WHAT IS NEEDED: Identify and reproduce every line holding the string "this".

Extracted records

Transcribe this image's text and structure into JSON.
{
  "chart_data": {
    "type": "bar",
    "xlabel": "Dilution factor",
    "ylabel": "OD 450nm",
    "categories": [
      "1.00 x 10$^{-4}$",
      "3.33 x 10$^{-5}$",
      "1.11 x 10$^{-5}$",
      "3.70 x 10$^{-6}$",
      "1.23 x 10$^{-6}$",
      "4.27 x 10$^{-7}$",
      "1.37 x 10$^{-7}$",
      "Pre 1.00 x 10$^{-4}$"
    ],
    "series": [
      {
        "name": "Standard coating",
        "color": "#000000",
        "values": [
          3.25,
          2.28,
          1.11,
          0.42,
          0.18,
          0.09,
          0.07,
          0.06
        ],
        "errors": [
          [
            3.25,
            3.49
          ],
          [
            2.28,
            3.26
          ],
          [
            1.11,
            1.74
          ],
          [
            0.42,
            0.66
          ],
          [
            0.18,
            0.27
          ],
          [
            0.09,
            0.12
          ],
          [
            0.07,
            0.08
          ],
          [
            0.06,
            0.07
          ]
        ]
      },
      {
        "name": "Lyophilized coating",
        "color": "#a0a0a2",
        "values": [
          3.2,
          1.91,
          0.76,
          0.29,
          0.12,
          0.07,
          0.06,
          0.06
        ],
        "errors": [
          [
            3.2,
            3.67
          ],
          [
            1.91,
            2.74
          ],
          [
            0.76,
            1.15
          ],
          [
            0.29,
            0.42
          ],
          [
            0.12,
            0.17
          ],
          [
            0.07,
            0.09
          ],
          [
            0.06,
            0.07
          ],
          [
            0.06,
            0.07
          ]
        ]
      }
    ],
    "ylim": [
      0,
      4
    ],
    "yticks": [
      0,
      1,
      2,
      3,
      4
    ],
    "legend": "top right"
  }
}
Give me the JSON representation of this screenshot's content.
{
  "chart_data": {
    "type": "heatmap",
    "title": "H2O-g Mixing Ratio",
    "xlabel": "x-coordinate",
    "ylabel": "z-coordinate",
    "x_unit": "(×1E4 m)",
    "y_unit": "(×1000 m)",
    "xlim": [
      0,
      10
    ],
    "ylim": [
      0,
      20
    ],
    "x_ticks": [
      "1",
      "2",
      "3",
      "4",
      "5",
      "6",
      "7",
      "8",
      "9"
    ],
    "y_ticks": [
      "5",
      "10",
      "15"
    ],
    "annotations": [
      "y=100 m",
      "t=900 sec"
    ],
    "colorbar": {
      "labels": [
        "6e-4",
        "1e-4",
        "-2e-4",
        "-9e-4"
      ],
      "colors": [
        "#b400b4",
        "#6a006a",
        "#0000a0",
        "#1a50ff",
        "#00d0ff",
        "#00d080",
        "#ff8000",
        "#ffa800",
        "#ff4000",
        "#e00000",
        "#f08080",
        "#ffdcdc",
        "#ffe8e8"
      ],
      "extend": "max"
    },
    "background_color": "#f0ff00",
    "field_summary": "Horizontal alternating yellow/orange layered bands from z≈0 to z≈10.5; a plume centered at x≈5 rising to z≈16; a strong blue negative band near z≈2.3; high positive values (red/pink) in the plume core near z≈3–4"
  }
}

FULL SOLUTION:
Transcribe this image's text and structure into JSON.
Give me the JSON representation of this screenshot's content.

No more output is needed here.